Determine how many lines in the entries below include "ylabel". The reply should be that number and nothing else.
──────── Supplied records
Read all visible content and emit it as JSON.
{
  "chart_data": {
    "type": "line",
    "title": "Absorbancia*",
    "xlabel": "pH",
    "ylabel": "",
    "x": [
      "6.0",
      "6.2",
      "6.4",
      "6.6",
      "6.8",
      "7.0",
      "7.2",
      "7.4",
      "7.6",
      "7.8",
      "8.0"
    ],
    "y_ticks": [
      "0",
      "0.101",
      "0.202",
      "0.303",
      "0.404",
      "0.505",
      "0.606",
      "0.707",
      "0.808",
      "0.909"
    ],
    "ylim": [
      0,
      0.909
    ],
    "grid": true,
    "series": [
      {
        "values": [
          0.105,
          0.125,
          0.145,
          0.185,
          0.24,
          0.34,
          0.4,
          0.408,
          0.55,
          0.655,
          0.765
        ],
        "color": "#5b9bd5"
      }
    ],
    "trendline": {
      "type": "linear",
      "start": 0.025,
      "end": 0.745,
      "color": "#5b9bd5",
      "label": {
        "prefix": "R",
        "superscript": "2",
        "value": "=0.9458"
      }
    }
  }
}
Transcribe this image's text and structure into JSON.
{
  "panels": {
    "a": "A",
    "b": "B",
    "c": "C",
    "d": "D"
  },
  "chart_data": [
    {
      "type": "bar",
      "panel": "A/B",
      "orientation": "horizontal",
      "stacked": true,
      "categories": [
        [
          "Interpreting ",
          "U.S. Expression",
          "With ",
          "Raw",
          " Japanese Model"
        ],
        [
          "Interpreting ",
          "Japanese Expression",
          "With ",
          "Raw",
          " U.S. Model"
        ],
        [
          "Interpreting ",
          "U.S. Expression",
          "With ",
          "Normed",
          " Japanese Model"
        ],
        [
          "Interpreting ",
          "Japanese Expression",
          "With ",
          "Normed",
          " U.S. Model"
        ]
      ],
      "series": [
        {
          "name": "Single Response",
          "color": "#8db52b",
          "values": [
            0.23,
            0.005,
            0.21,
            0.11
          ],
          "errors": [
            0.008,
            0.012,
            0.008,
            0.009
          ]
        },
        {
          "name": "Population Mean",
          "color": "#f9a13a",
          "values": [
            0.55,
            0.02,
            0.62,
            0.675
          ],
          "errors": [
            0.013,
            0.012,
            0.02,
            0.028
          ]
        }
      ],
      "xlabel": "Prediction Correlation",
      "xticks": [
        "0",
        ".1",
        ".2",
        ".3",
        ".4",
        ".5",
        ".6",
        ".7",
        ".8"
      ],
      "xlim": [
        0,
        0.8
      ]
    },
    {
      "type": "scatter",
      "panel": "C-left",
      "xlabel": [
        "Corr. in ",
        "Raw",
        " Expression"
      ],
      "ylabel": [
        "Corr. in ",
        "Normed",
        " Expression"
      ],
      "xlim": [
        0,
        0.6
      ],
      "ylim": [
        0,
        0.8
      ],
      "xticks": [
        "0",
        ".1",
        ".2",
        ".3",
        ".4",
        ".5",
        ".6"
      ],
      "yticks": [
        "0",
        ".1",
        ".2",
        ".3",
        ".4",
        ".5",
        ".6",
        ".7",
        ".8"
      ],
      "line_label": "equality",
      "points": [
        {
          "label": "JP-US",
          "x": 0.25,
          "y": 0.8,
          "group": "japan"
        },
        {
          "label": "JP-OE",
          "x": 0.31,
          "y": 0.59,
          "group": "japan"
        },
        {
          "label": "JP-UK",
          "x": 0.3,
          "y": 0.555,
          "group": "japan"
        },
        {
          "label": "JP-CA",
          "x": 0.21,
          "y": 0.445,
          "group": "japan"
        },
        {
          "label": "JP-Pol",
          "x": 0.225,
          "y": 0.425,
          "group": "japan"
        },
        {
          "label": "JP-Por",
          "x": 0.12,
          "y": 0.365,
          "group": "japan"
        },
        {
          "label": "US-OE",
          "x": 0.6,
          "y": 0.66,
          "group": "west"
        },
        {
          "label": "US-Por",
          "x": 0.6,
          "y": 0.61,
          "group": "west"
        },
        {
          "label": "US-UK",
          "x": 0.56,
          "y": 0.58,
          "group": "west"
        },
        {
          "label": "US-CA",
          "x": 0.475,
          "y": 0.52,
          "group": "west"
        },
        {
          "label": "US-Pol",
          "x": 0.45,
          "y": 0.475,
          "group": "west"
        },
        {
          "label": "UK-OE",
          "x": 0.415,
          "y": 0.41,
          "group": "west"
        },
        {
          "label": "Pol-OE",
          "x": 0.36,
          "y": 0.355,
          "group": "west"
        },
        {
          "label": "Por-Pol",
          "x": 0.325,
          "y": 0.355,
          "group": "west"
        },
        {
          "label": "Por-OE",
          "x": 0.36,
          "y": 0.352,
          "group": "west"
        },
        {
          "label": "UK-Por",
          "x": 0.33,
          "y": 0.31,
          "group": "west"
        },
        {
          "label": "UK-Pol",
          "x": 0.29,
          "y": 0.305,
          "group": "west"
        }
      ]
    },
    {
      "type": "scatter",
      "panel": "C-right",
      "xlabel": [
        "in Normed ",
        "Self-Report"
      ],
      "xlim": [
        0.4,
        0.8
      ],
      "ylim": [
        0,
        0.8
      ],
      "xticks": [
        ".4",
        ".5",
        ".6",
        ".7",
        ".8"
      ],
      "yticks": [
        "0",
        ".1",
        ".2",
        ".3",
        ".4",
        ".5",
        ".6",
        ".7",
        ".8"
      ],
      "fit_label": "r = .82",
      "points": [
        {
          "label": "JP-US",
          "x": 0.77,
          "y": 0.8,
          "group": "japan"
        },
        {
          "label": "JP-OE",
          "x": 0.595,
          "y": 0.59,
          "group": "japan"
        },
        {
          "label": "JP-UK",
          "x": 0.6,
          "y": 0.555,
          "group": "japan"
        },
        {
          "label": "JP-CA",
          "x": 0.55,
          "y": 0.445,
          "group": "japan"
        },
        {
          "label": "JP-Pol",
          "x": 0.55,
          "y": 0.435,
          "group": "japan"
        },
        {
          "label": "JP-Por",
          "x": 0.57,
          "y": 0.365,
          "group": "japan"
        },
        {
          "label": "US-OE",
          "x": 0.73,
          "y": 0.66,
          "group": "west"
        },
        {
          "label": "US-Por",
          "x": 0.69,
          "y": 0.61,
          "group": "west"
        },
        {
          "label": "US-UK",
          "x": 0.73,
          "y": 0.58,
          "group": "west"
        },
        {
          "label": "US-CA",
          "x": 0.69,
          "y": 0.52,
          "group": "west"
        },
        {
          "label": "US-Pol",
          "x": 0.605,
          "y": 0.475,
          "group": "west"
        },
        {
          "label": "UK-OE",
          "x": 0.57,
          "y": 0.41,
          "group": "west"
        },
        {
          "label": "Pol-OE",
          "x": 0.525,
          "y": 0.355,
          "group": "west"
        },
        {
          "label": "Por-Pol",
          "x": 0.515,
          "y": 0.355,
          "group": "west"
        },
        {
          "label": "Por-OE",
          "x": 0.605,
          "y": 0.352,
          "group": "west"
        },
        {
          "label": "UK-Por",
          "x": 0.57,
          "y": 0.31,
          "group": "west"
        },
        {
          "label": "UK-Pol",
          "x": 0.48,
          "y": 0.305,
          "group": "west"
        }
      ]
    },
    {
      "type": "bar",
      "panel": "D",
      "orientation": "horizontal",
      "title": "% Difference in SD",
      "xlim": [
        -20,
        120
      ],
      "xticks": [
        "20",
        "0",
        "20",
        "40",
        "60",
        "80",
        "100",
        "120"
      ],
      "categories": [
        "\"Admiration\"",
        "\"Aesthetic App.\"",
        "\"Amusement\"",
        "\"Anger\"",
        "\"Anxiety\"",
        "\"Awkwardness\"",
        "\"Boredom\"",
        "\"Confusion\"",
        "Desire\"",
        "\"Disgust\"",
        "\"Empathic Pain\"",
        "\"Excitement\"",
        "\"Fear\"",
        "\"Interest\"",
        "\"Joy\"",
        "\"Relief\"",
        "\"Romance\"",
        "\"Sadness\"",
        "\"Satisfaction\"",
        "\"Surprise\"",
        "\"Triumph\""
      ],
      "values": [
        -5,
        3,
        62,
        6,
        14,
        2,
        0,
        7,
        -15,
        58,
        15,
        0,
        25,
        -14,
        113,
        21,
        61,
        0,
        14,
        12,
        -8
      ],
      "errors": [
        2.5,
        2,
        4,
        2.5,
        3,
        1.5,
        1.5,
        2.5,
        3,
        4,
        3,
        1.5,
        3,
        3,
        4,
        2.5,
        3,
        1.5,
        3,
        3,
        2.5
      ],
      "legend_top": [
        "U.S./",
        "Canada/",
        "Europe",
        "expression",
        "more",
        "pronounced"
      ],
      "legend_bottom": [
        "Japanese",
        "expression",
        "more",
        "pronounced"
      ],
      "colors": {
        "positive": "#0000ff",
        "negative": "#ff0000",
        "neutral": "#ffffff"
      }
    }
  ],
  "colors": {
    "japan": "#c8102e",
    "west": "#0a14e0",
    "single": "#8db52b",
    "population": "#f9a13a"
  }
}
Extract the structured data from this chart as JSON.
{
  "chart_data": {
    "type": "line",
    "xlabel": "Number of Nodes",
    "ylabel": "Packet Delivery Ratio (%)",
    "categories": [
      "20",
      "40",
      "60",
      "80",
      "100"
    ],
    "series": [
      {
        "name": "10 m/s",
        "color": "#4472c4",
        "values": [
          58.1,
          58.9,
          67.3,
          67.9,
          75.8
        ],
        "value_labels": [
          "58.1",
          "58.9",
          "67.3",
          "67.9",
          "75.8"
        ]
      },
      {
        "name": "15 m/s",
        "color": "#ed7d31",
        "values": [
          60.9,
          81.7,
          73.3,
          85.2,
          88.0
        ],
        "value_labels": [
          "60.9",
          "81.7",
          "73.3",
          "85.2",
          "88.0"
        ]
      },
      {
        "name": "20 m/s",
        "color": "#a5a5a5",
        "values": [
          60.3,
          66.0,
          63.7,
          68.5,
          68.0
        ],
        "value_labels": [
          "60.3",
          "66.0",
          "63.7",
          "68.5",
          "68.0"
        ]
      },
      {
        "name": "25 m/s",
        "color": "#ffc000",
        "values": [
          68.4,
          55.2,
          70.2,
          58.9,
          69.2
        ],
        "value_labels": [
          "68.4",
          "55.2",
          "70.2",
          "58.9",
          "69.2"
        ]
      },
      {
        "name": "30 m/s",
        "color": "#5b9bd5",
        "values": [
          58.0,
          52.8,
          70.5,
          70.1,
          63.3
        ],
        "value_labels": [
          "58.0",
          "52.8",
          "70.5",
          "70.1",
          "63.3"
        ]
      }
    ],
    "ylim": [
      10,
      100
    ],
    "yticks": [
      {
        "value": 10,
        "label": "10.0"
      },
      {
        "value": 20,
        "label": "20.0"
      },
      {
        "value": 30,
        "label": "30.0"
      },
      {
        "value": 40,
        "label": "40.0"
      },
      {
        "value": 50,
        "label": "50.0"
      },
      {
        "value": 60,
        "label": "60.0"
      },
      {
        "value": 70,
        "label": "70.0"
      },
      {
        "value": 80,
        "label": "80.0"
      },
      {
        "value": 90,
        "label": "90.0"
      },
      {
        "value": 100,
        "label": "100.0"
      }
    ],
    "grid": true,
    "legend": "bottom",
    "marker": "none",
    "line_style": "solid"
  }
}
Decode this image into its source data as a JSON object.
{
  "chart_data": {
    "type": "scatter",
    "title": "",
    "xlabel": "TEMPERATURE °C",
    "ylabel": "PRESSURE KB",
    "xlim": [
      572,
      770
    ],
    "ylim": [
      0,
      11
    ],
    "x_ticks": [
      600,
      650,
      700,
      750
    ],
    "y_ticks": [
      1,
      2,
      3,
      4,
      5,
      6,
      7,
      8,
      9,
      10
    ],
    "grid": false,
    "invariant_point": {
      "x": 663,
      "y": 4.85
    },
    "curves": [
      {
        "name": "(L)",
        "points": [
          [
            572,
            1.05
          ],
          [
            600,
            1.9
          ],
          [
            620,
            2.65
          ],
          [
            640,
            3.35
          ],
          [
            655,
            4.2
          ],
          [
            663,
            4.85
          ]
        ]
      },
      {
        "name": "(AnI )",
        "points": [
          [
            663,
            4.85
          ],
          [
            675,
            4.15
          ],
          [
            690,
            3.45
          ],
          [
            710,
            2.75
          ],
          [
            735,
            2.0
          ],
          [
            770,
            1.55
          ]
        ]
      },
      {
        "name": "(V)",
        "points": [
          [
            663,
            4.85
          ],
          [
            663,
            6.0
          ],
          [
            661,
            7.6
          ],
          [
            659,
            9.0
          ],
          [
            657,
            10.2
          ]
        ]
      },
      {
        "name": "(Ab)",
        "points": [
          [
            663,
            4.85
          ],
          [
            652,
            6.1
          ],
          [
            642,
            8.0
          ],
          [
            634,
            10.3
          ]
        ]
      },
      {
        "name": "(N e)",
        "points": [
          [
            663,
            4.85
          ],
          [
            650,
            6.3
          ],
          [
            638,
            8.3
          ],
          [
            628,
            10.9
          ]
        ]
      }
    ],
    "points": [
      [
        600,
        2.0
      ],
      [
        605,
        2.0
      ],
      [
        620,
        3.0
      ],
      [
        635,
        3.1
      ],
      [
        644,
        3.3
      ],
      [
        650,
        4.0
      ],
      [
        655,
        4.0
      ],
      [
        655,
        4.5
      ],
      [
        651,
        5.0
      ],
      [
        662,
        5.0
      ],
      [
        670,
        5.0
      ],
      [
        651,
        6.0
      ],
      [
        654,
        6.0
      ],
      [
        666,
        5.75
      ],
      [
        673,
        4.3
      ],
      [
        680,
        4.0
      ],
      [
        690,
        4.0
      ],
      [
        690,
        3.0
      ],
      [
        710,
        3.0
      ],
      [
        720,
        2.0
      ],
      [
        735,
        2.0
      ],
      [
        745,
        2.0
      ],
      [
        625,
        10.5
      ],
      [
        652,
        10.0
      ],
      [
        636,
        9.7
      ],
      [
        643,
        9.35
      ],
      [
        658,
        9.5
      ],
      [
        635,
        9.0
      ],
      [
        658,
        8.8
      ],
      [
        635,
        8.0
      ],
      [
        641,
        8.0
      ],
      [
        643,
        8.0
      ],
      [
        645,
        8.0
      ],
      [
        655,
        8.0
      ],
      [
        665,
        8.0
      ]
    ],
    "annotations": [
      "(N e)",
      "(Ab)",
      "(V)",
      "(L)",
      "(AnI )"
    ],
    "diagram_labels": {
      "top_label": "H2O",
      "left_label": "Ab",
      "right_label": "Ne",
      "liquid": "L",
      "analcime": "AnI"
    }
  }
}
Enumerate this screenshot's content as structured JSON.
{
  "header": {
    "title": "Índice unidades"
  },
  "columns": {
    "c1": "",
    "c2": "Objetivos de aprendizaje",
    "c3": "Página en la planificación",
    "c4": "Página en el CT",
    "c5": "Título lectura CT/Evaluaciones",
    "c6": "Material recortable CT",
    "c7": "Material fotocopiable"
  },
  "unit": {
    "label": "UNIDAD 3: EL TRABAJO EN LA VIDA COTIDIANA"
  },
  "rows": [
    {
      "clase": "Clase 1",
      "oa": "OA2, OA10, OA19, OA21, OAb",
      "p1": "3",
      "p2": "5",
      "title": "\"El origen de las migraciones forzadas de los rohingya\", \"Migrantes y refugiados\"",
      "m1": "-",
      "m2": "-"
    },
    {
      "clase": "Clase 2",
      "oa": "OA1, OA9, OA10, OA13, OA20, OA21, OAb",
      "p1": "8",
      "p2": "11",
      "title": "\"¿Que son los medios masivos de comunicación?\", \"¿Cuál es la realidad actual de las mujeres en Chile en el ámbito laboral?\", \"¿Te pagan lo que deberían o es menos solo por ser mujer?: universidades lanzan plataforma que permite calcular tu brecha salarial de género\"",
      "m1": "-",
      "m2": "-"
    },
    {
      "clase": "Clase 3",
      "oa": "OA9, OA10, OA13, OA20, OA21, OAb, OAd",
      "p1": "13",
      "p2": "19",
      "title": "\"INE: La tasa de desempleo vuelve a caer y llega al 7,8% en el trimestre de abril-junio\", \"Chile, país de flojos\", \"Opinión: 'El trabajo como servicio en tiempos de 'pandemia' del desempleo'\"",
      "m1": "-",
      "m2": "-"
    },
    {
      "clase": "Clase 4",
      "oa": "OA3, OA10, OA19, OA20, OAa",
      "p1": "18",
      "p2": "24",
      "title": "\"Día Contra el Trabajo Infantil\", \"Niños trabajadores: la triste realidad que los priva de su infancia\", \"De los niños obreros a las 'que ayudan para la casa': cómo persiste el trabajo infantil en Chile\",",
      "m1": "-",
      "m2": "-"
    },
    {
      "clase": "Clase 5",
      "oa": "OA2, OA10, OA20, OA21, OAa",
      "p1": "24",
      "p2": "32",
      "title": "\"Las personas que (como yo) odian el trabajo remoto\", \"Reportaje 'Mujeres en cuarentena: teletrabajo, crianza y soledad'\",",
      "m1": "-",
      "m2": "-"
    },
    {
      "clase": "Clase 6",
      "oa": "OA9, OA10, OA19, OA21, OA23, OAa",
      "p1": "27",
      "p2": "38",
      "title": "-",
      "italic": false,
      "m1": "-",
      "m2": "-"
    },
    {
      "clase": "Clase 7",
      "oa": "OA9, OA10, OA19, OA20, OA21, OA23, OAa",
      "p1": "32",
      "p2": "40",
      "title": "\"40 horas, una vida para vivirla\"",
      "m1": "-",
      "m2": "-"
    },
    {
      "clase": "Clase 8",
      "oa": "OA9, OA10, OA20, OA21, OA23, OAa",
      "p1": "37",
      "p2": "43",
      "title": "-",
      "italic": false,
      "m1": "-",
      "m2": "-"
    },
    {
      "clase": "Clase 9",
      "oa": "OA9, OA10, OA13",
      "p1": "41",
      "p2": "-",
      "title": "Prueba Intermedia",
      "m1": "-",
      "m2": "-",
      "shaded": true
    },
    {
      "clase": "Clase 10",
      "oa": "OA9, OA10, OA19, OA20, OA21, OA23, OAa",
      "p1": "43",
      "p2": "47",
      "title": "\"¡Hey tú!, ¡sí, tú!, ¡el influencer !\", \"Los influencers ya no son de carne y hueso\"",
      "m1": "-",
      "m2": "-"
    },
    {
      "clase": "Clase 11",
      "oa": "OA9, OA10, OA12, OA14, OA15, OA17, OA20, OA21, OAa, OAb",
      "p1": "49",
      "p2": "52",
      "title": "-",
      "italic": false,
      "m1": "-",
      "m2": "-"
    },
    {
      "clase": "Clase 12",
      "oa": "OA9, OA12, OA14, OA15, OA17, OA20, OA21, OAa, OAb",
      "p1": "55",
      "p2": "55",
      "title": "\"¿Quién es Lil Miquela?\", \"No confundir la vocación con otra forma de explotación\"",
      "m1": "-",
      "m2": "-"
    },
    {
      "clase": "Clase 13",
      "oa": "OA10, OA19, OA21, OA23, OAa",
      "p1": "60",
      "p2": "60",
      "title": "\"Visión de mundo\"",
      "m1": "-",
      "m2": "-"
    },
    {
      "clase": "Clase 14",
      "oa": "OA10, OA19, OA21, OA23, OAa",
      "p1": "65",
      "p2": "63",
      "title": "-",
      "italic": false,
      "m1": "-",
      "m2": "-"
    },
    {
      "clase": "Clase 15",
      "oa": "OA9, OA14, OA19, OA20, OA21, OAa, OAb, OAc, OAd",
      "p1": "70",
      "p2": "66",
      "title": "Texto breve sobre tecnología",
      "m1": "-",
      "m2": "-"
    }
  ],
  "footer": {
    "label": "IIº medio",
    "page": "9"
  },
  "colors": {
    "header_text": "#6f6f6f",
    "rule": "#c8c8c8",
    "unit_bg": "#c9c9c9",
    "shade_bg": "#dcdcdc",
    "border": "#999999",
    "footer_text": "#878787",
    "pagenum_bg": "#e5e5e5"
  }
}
────────────────
_Written answer_: 4